▸ WHAT TO PRODUCE
What you return should match every record exactly, with the images removed.

▸ MATERIAL PROVIDED
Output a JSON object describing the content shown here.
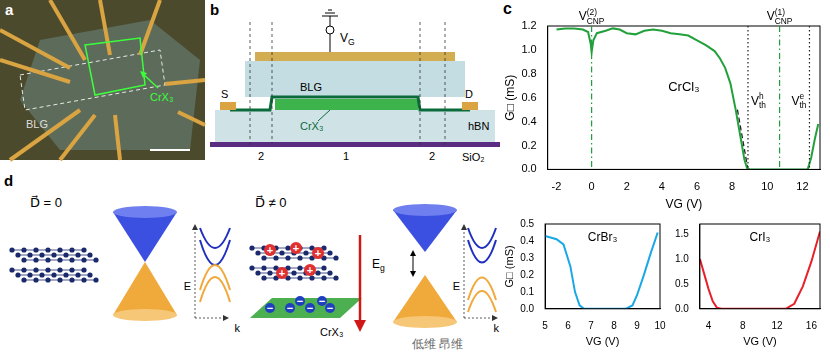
{
  "panels": {
    "a": {
      "letter": "a",
      "labels": {
        "graphene": "BLG",
        "magnet": "CrX₃"
      }
    },
    "b": {
      "letter": "b",
      "labels": {
        "gate": {
          "base": "V",
          "sub": "G"
        },
        "source": "S",
        "drain": "D",
        "graphene": "BLG",
        "magnet": "CrX₃",
        "dielectric": "hBN",
        "substrate": "SiO₂"
      },
      "regions": [
        "2",
        "1",
        "2"
      ]
    },
    "c": {
      "letter": "c"
    },
    "d": {
      "letter": "d",
      "left": {
        "field": "D⃗ = 0",
        "axes": [
          "E",
          "k"
        ]
      },
      "right": {
        "field": "D⃗ ≠ 0",
        "axes": [
          "E",
          "k"
        ],
        "gap": {
          "base": "E",
          "sub": "g"
        },
        "magnet": "CrX₃",
        "charges": [
          "+",
          "−"
        ]
      }
    }
  },
  "chart_data": [
    {
      "type": "line",
      "title": "CrCl₃",
      "xlabel": "VG (V)",
      "ylabel": "G□ (mS)",
      "x": [
        -2,
        -1.5,
        -1,
        -0.5,
        -0.2,
        -0.05,
        0,
        0.1,
        0.3,
        0.8,
        1.2,
        1.6,
        2,
        2.5,
        3,
        3.5,
        4,
        4.5,
        5,
        5.5,
        6,
        6.5,
        7,
        7.3,
        7.6,
        7.9,
        8.2,
        8.5,
        8.7,
        8.85,
        9,
        10,
        11,
        12,
        12.3,
        12.5,
        12.7,
        12.9
      ],
      "series": [
        {
          "color": "#22a03c",
          "values": [
            1.17,
            1.18,
            1.18,
            1.17,
            1.15,
            1.05,
            0.98,
            1.08,
            1.14,
            1.16,
            1.18,
            1.17,
            1.14,
            1.13,
            1.16,
            1.17,
            1.16,
            1.14,
            1.13,
            1.12,
            1.08,
            1.04,
            0.99,
            0.93,
            0.85,
            0.72,
            0.5,
            0.25,
            0.08,
            0.01,
            0,
            0,
            0,
            0,
            0,
            0.1,
            0.25,
            0.38
          ]
        }
      ],
      "xlim": [
        -2.5,
        13
      ],
      "xticks": [
        -2,
        0,
        2,
        4,
        6,
        8,
        10,
        12
      ],
      "ylim": [
        0,
        1.2
      ],
      "yticks": [
        {
          "value": 0,
          "label": "0.0"
        },
        0.2,
        0.4,
        0.6,
        0.8,
        {
          "value": 1,
          "label": "1.0"
        },
        1.2
      ],
      "grid": false,
      "fit_line": {
        "x": [
          8.3,
          8.9
        ],
        "y": [
          0.5,
          0
        ],
        "color": "#222222",
        "line_style": "dashed"
      },
      "annotations": [
        {
          "text": {
            "base": "V",
            "sub": "CNP",
            "sup": "(2)"
          },
          "x": 0,
          "color": "#22a03c",
          "line_style": "dashdot"
        },
        {
          "text": {
            "base": "V",
            "sub": "CNP",
            "sup": "(1)"
          },
          "x": 10.7,
          "color": "#22a03c",
          "line_style": "dashdot"
        },
        {
          "text": {
            "base": "V",
            "sub": "th",
            "sup": "h"
          },
          "x": 8.9,
          "color": "#222222",
          "line_style": "dotted"
        },
        {
          "text": {
            "base": "V",
            "sub": "th",
            "sup": "e"
          },
          "x": 12.4,
          "color": "#222222",
          "line_style": "dotted"
        }
      ]
    },
    {
      "type": "line",
      "title": "CrBr₃",
      "xlabel": "VG (V)",
      "ylabel": "G□ (mS)",
      "x": [
        5,
        5.5,
        5.8,
        6.1,
        6.3,
        6.5,
        6.7,
        7,
        8,
        8.5,
        8.8,
        9,
        9.3,
        9.6,
        9.9
      ],
      "series": [
        {
          "color": "#1aa7e6",
          "values": [
            0.43,
            0.41,
            0.38,
            0.25,
            0.1,
            0.02,
            0,
            0,
            0,
            0,
            0.02,
            0.08,
            0.2,
            0.33,
            0.45
          ]
        }
      ],
      "xlim": [
        5,
        10
      ],
      "xticks": [
        5,
        6,
        7,
        8,
        9,
        10
      ],
      "ylim": [
        0,
        0.5
      ],
      "yticks": [
        {
          "value": 0,
          "label": "0.0"
        },
        0.1,
        0.2,
        0.3,
        0.4,
        0.5
      ],
      "grid": false
    },
    {
      "type": "line",
      "title": "CrI₃",
      "xlabel": "VG (V)",
      "x": [
        3,
        3.5,
        4,
        4.5,
        5,
        5.5,
        8,
        13,
        14,
        15,
        16,
        17
      ],
      "series": [
        {
          "color": "#e8202a",
          "values": [
            1.0,
            0.7,
            0.4,
            0.15,
            0.02,
            0,
            0,
            0,
            0.1,
            0.45,
            0.95,
            1.55
          ]
        }
      ],
      "xlim": [
        3,
        17
      ],
      "xticks": [
        4,
        8,
        12,
        16
      ],
      "ylim": [
        0,
        1.7
      ],
      "yticks": [
        {
          "value": 0,
          "label": "0.0"
        },
        0.5,
        {
          "value": 1,
          "label": "1.0"
        },
        1.5
      ],
      "grid": false
    }
  ],
  "watermark": "低维 昂维"
}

▸ ANSWER FOR THE TASK
Output a JSON object describing the content shown here.
{
  "panels": {
    "a": {
      "letter": "a",
      "labels": {
        "graphene": "BLG",
        "magnet": "CrX₃"
      }
    },
    "b": {
      "letter": "b",
      "labels": {
        "gate": {
          "base": "V",
          "sub": "G"
        },
        "source": "S",
        "drain": "D",
        "graphene": "BLG",
        "magnet": "CrX₃",
        "dielectric": "hBN",
        "substrate": "SiO₂"
      },
      "regions": [
        "2",
        "1",
        "2"
      ]
    },
    "c": {
      "letter": "c"
    },
    "d": {
      "letter": "d",
      "left": {
        "field": "D⃗ = 0",
        "axes": [
          "E",
          "k"
        ]
      },
      "right": {
        "field": "D⃗ ≠ 0",
        "axes": [
          "E",
          "k"
        ],
        "gap": {
          "base": "E",
          "sub": "g"
        },
        "magnet": "CrX₃",
        "charges": [
          "+",
          "−"
        ]
      }
    }
  },
  "chart_data": [
    {
      "type": "line",
      "title": "CrCl₃",
      "xlabel": "VG (V)",
      "ylabel": "G□ (mS)",
      "x": [
        -2,
        -1.5,
        -1,
        -0.5,
        -0.2,
        -0.05,
        0,
        0.1,
        0.3,
        0.8,
        1.2,
        1.6,
        2,
        2.5,
        3,
        3.5,
        4,
        4.5,
        5,
        5.5,
        6,
        6.5,
        7,
        7.3,
        7.6,
        7.9,
        8.2,
        8.5,
        8.7,
        8.85,
        9,
        10,
        11,
        12,
        12.3,
        12.5,
        12.7,
        12.9
      ],
      "series": [
        {
          "color": "#22a03c",
          "values": [
            1.17,
            1.18,
            1.18,
            1.17,
            1.15,
            1.05,
            0.98,
            1.08,
            1.14,
            1.16,
            1.18,
            1.17,
            1.14,
            1.13,
            1.16,
            1.17,
            1.16,
            1.14,
            1.13,
            1.12,
            1.08,
            1.04,
            0.99,
            0.93,
            0.85,
            0.72,
            0.5,
            0.25,
            0.08,
            0.01,
            0,
            0,
            0,
            0,
            0,
            0.1,
            0.25,
            0.38
          ]
        }
      ],
      "xlim": [
        -2.5,
        13
      ],
      "xticks": [
        -2,
        0,
        2,
        4,
        6,
        8,
        10,
        12
      ],
      "ylim": [
        0,
        1.2
      ],
      "yticks": [
        {
          "value": 0,
          "label": "0.0"
        },
        0.2,
        0.4,
        0.6,
        0.8,
        {
          "value": 1,
          "label": "1.0"
        },
        1.2
      ],
      "grid": false,
      "fit_line": {
        "x": [
          8.3,
          8.9
        ],
        "y": [
          0.5,
          0
        ],
        "color": "#222222",
        "line_style": "dashed"
      },
      "annotations": [
        {
          "text": {
            "base": "V",
            "sub": "CNP",
            "sup": "(2)"
          },
          "x": 0,
          "color": "#22a03c",
          "line_style": "dashdot"
        },
        {
          "text": {
            "base": "V",
            "sub": "CNP",
            "sup": "(1)"
          },
          "x": 10.7,
          "color": "#22a03c",
          "line_style": "dashdot"
        },
        {
          "text": {
            "base": "V",
            "sub": "th",
            "sup": "h"
          },
          "x": 8.9,
          "color": "#222222",
          "line_style": "dotted"
        },
        {
          "text": {
            "base": "V",
            "sub": "th",
            "sup": "e"
          },
          "x": 12.4,
          "color": "#222222",
          "line_style": "dotted"
        }
      ]
    },
    {
      "type": "line",
      "title": "CrBr₃",
      "xlabel": "VG (V)",
      "ylabel": "G□ (mS)",
      "x": [
        5,
        5.5,
        5.8,
        6.1,
        6.3,
        6.5,
        6.7,
        7,
        8,
        8.5,
        8.8,
        9,
        9.3,
        9.6,
        9.9
      ],
      "series": [
        {
          "color": "#1aa7e6",
          "values": [
            0.43,
            0.41,
            0.38,
            0.25,
            0.1,
            0.02,
            0,
            0,
            0,
            0,
            0.02,
            0.08,
            0.2,
            0.33,
            0.45
          ]
        }
      ],
      "xlim": [
        5,
        10
      ],
      "xticks": [
        5,
        6,
        7,
        8,
        9,
        10
      ],
      "ylim": [
        0,
        0.5
      ],
      "yticks": [
        {
          "value": 0,
          "label": "0.0"
        },
        0.1,
        0.2,
        0.3,
        0.4,
        0.5
      ],
      "grid": false
    },
    {
      "type": "line",
      "title": "CrI₃",
      "xlabel": "VG (V)",
      "x": [
        3,
        3.5,
        4,
        4.5,
        5,
        5.5,
        8,
        13,
        14,
        15,
        16,
        17
      ],
      "series": [
        {
          "color": "#e8202a",
          "values": [
            1.0,
            0.7,
            0.4,
            0.15,
            0.02,
            0,
            0,
            0,
            0.1,
            0.45,
            0.95,
            1.55
          ]
        }
      ],
      "xlim": [
        3,
        17
      ],
      "xticks": [
        4,
        8,
        12,
        16
      ],
      "ylim": [
        0,
        1.7
      ],
      "yticks": [
        {
          "value": 0,
          "label": "0.0"
        },
        0.5,
        {
          "value": 1,
          "label": "1.0"
        },
        1.5
      ],
      "grid": false
    }
  ],
  "watermark": "低维 昂维"
}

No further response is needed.